Dataset items:
****

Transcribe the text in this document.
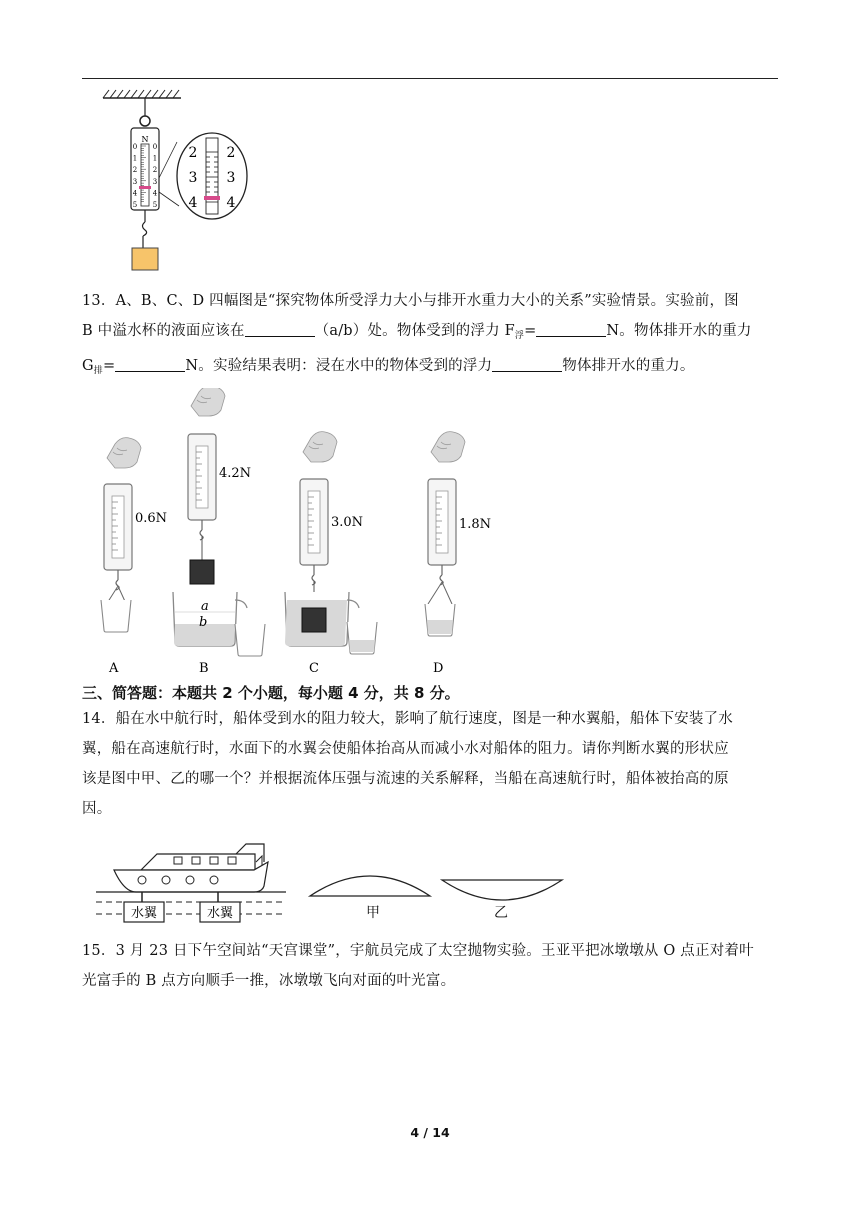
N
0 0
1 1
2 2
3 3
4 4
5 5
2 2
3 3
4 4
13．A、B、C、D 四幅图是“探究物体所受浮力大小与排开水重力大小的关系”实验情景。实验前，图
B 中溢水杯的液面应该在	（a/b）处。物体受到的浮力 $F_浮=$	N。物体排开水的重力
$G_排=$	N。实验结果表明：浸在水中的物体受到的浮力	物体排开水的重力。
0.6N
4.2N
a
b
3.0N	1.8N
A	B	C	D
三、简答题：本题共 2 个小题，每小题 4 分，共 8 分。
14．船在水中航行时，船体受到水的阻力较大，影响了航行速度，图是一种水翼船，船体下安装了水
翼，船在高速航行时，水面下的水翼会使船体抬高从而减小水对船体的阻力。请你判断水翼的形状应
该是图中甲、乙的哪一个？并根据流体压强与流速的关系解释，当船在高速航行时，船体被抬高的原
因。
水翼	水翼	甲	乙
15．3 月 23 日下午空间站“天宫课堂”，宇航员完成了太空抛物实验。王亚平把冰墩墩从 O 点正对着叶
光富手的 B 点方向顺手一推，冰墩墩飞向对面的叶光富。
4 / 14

****

Excluding the pictures, reproduce every entry exactly as given.

Response to the task
Transcribe the text in this document.
N
0 0
1 1
2 2
3 3
4 4
5 5
2 2
3 3
4 4
13．A、B、C、D 四幅图是“探究物体所受浮力大小与排开水重力大小的关系”实验情景。实验前，图
B 中溢水杯的液面应该在	（a/b）处。物体受到的浮力 $F_浮=$	N。物体排开水的重力
$G_排=$	N。实验结果表明：浸在水中的物体受到的浮力	物体排开水的重力。
0.6N
4.2N
a
b
3.0N	1.8N
A	B	C	D
三、简答题：本题共 2 个小题，每小题 4 分，共 8 分。
14．船在水中航行时，船体受到水的阻力较大，影响了航行速度，图是一种水翼船，船体下安装了水
翼，船在高速航行时，水面下的水翼会使船体抬高从而减小水对船体的阻力。请你判断水翼的形状应
该是图中甲、乙的哪一个？并根据流体压强与流速的关系解释，当船在高速航行时，船体被抬高的原
因。
水翼	水翼	甲	乙
15．3 月 23 日下午空间站“天宫课堂”，宇航员完成了太空抛物实验。王亚平把冰墩墩从 O 点正对着叶
光富手的 B 点方向顺手一推，冰墩墩飞向对面的叶光富。
4 / 14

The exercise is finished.